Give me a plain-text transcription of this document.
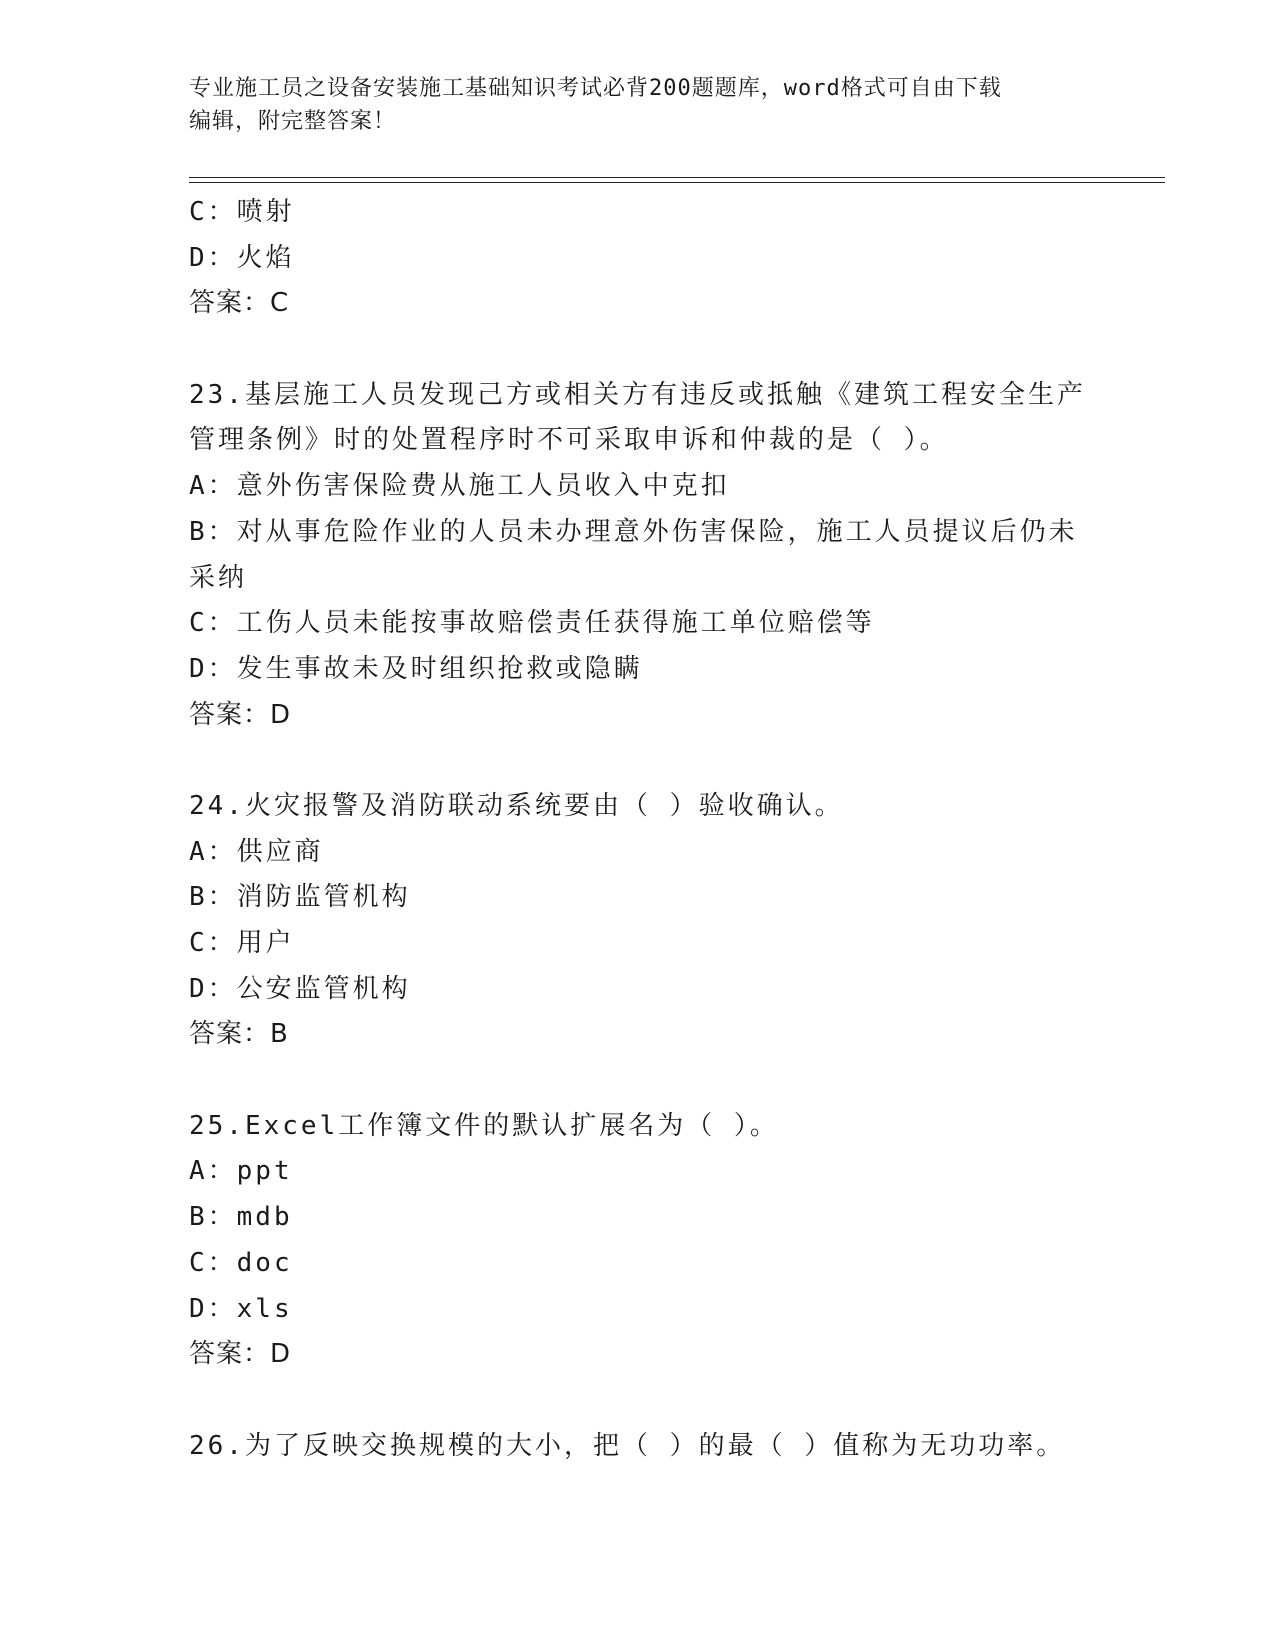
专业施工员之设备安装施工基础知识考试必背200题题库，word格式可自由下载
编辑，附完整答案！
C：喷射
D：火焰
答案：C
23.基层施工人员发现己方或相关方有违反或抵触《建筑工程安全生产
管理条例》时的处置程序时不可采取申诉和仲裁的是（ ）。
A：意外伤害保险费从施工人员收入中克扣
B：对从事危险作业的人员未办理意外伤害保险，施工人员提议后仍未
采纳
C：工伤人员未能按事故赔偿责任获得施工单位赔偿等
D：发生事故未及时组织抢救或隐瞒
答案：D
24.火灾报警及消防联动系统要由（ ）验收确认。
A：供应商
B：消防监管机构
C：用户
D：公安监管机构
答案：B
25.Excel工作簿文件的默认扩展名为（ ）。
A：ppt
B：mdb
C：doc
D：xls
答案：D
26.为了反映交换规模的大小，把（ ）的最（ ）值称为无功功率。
---
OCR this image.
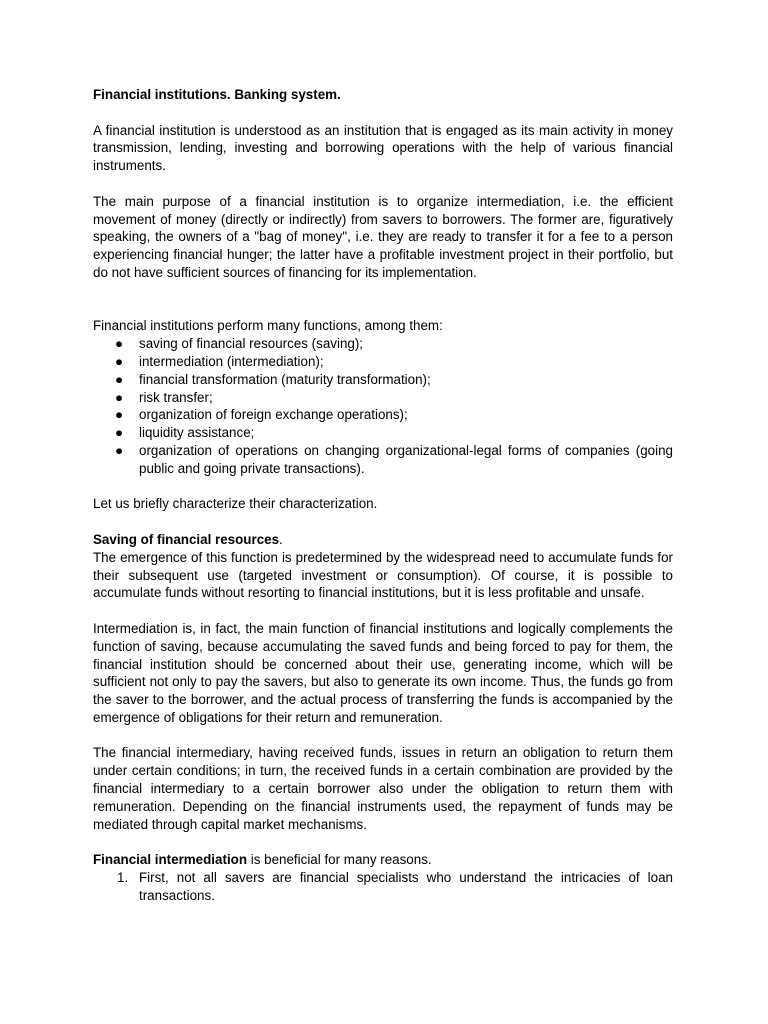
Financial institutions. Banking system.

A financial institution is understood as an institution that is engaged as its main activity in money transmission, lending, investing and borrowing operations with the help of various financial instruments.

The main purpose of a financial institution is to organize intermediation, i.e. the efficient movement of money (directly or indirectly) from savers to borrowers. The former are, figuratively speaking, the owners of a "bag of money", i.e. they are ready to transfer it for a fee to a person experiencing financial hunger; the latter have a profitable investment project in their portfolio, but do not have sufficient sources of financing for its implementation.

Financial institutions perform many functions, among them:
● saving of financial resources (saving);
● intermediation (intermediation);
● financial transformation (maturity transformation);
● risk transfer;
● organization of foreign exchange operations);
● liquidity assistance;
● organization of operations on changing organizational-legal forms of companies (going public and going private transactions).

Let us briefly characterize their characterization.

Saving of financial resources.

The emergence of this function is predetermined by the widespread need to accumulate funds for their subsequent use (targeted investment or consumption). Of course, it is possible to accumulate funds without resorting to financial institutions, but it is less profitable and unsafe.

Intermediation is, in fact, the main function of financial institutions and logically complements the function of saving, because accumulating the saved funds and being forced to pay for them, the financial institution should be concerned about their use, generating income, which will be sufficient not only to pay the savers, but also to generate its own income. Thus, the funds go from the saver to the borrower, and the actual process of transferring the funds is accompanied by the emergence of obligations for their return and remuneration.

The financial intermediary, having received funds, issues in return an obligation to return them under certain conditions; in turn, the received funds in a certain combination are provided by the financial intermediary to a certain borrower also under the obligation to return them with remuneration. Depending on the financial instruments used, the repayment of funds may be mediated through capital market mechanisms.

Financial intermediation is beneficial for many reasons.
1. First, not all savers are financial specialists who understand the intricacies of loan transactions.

**Written instruction**
In the entries above, how many lines contain the word "organization"? Answer with the number only.

**Exercise result**
2